Stated task: The records are to be restated in their entirety, word for word.

════

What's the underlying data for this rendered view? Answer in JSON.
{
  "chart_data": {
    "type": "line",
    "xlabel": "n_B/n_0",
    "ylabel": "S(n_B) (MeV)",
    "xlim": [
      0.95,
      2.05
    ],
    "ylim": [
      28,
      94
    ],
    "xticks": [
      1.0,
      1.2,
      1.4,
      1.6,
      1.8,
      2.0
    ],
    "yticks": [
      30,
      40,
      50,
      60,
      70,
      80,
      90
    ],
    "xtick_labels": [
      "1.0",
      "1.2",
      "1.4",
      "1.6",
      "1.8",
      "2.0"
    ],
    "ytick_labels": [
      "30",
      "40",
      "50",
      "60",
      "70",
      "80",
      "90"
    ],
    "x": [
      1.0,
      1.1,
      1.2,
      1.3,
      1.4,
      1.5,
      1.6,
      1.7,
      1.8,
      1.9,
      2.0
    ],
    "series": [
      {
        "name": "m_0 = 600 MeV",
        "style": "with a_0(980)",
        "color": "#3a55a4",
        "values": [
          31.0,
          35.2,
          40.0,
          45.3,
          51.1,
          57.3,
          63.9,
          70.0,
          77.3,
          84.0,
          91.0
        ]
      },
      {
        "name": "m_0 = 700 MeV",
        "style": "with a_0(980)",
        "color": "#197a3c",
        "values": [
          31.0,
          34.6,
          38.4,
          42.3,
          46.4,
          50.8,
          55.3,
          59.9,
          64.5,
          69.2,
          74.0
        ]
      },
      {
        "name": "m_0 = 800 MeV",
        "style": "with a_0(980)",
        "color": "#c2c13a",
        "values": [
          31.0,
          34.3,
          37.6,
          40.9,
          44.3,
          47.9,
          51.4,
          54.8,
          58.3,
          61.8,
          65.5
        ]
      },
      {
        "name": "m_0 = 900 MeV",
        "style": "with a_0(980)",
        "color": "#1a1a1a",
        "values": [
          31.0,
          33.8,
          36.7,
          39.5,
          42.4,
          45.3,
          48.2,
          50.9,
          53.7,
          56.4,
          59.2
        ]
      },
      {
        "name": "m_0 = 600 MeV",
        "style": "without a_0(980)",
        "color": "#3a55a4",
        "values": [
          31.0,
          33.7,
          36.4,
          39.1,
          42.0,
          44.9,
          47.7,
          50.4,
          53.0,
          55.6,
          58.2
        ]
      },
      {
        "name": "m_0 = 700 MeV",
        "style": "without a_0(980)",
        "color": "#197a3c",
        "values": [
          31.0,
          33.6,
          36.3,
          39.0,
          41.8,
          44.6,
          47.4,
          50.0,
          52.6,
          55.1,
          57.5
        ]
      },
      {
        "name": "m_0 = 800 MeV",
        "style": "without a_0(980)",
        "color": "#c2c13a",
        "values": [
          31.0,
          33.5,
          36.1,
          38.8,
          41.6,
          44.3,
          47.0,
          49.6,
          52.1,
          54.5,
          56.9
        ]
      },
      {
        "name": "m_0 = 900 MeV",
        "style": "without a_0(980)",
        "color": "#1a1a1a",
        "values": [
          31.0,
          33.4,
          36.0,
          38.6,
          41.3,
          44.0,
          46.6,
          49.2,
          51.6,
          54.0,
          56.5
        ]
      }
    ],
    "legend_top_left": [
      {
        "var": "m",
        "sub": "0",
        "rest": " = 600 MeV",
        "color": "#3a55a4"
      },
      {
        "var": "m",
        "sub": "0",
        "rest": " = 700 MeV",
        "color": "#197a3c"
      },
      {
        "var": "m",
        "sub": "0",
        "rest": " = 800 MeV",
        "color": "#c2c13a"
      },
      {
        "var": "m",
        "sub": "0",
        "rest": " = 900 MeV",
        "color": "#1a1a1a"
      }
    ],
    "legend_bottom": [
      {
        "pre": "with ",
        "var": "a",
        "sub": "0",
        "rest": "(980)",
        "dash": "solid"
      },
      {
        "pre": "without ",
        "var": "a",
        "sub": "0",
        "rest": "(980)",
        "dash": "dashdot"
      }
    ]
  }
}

════

Solution:
What's the underlying data for this rendered view? Answer in JSON.
{
  "chart_data": {
    "type": "line",
    "xlabel": "n_B/n_0",
    "ylabel": "S(n_B) (MeV)",
    "xlim": [
      0.95,
      2.05
    ],
    "ylim": [
      28,
      94
    ],
    "xticks": [
      1.0,
      1.2,
      1.4,
      1.6,
      1.8,
      2.0
    ],
    "yticks": [
      30,
      40,
      50,
      60,
      70,
      80,
      90
    ],
    "xtick_labels": [
      "1.0",
      "1.2",
      "1.4",
      "1.6",
      "1.8",
      "2.0"
    ],
    "ytick_labels": [
      "30",
      "40",
      "50",
      "60",
      "70",
      "80",
      "90"
    ],
    "x": [
      1.0,
      1.1,
      1.2,
      1.3,
      1.4,
      1.5,
      1.6,
      1.7,
      1.8,
      1.9,
      2.0
    ],
    "series": [
      {
        "name": "m_0 = 600 MeV",
        "style": "with a_0(980)",
        "color": "#3a55a4",
        "values": [
          31.0,
          35.2,
          40.0,
          45.3,
          51.1,
          57.3,
          63.9,
          70.0,
          77.3,
          84.0,
          91.0
        ]
      },
      {
        "name": "m_0 = 700 MeV",
        "style": "with a_0(980)",
        "color": "#197a3c",
        "values": [
          31.0,
          34.6,
          38.4,
          42.3,
          46.4,
          50.8,
          55.3,
          59.9,
          64.5,
          69.2,
          74.0
        ]
      },
      {
        "name": "m_0 = 800 MeV",
        "style": "with a_0(980)",
        "color": "#c2c13a",
        "values": [
          31.0,
          34.3,
          37.6,
          40.9,
          44.3,
          47.9,
          51.4,
          54.8,
          58.3,
          61.8,
          65.5
        ]
      },
      {
        "name": "m_0 = 900 MeV",
        "style": "with a_0(980)",
        "color": "#1a1a1a",
        "values": [
          31.0,
          33.8,
          36.7,
          39.5,
          42.4,
          45.3,
          48.2,
          50.9,
          53.7,
          56.4,
          59.2
        ]
      },
      {
        "name": "m_0 = 600 MeV",
        "style": "without a_0(980)",
        "color": "#3a55a4",
        "values": [
          31.0,
          33.7,
          36.4,
          39.1,
          42.0,
          44.9,
          47.7,
          50.4,
          53.0,
          55.6,
          58.2
        ]
      },
      {
        "name": "m_0 = 700 MeV",
        "style": "without a_0(980)",
        "color": "#197a3c",
        "values": [
          31.0,
          33.6,
          36.3,
          39.0,
          41.8,
          44.6,
          47.4,
          50.0,
          52.6,
          55.1,
          57.5
        ]
      },
      {
        "name": "m_0 = 800 MeV",
        "style": "without a_0(980)",
        "color": "#c2c13a",
        "values": [
          31.0,
          33.5,
          36.1,
          38.8,
          41.6,
          44.3,
          47.0,
          49.6,
          52.1,
          54.5,
          56.9
        ]
      },
      {
        "name": "m_0 = 900 MeV",
        "style": "without a_0(980)",
        "color": "#1a1a1a",
        "values": [
          31.0,
          33.4,
          36.0,
          38.6,
          41.3,
          44.0,
          46.6,
          49.2,
          51.6,
          54.0,
          56.5
        ]
      }
    ],
    "legend_top_left": [
      {
        "var": "m",
        "sub": "0",
        "rest": " = 600 MeV",
        "color": "#3a55a4"
      },
      {
        "var": "m",
        "sub": "0",
        "rest": " = 700 MeV",
        "color": "#197a3c"
      },
      {
        "var": "m",
        "sub": "0",
        "rest": " = 800 MeV",
        "color": "#c2c13a"
      },
      {
        "var": "m",
        "sub": "0",
        "rest": " = 900 MeV",
        "color": "#1a1a1a"
      }
    ],
    "legend_bottom": [
      {
        "pre": "with ",
        "var": "a",
        "sub": "0",
        "rest": "(980)",
        "dash": "solid"
      },
      {
        "pre": "without ",
        "var": "a",
        "sub": "0",
        "rest": "(980)",
        "dash": "dashdot"
      }
    ]
  }
}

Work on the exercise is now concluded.